* _SHORT EXERCISE_
Leave out the pictures and transcribe the rest of the records exactly.

* _SUPPLIED RECORDS_
______

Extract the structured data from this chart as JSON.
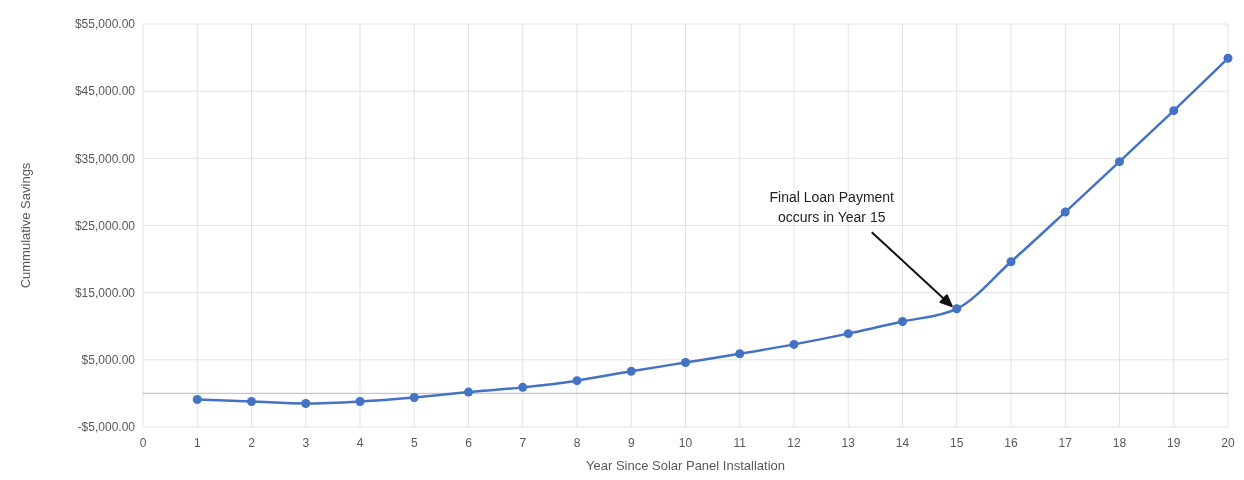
{
  "chart_data": {
    "type": "line",
    "xlabel": "Year Since Solar Panel Installation",
    "ylabel": "Cummulative Savings",
    "x": [
      1,
      2,
      3,
      4,
      5,
      6,
      7,
      8,
      9,
      10,
      11,
      12,
      13,
      14,
      15,
      16,
      17,
      18,
      19,
      20
    ],
    "series": [
      {
        "color": "#4472c4",
        "values": [
          -900,
          -1200,
          -1500,
          -1200,
          -600,
          200,
          900,
          1900,
          3300,
          4600,
          5900,
          7300,
          8900,
          10700,
          12600,
          19600,
          27000,
          34500,
          42100,
          49900
        ]
      }
    ],
    "xlim": [
      0,
      20
    ],
    "xticks": [
      0,
      1,
      2,
      3,
      4,
      5,
      6,
      7,
      8,
      9,
      10,
      11,
      12,
      13,
      14,
      15,
      16,
      17,
      18,
      19,
      20
    ],
    "ylim": [
      -5000,
      55000
    ],
    "yticks": [
      {
        "value": -5000,
        "label": "-$5,000.00"
      },
      {
        "value": 5000,
        "label": "$5,000.00"
      },
      {
        "value": 15000,
        "label": "$15,000.00"
      },
      {
        "value": 25000,
        "label": "$25,000.00"
      },
      {
        "value": 35000,
        "label": "$35,000.00"
      },
      {
        "value": 45000,
        "label": "$45,000.00"
      },
      {
        "value": 55000,
        "label": "$55,000.00"
      }
    ],
    "grid": true,
    "marker": "circle",
    "line_style": "solid",
    "annotations": [
      "Final Loan Payment\noccurs in Year 15"
    ]
  }
}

______

* _FINISHED ANSWER_
Extract the structured data from this chart as JSON.
{
  "chart_data": {
    "type": "line",
    "xlabel": "Year Since Solar Panel Installation",
    "ylabel": "Cummulative Savings",
    "x": [
      1,
      2,
      3,
      4,
      5,
      6,
      7,
      8,
      9,
      10,
      11,
      12,
      13,
      14,
      15,
      16,
      17,
      18,
      19,
      20
    ],
    "series": [
      {
        "color": "#4472c4",
        "values": [
          -900,
          -1200,
          -1500,
          -1200,
          -600,
          200,
          900,
          1900,
          3300,
          4600,
          5900,
          7300,
          8900,
          10700,
          12600,
          19600,
          27000,
          34500,
          42100,
          49900
        ]
      }
    ],
    "xlim": [
      0,
      20
    ],
    "xticks": [
      0,
      1,
      2,
      3,
      4,
      5,
      6,
      7,
      8,
      9,
      10,
      11,
      12,
      13,
      14,
      15,
      16,
      17,
      18,
      19,
      20
    ],
    "ylim": [
      -5000,
      55000
    ],
    "yticks": [
      {
        "value": -5000,
        "label": "-$5,000.00"
      },
      {
        "value": 5000,
        "label": "$5,000.00"
      },
      {
        "value": 15000,
        "label": "$15,000.00"
      },
      {
        "value": 25000,
        "label": "$25,000.00"
      },
      {
        "value": 35000,
        "label": "$35,000.00"
      },
      {
        "value": 45000,
        "label": "$45,000.00"
      },
      {
        "value": 55000,
        "label": "$55,000.00"
      }
    ],
    "grid": true,
    "marker": "circle",
    "line_style": "solid",
    "annotations": [
      "Final Loan Payment\noccurs in Year 15"
    ]
  }
}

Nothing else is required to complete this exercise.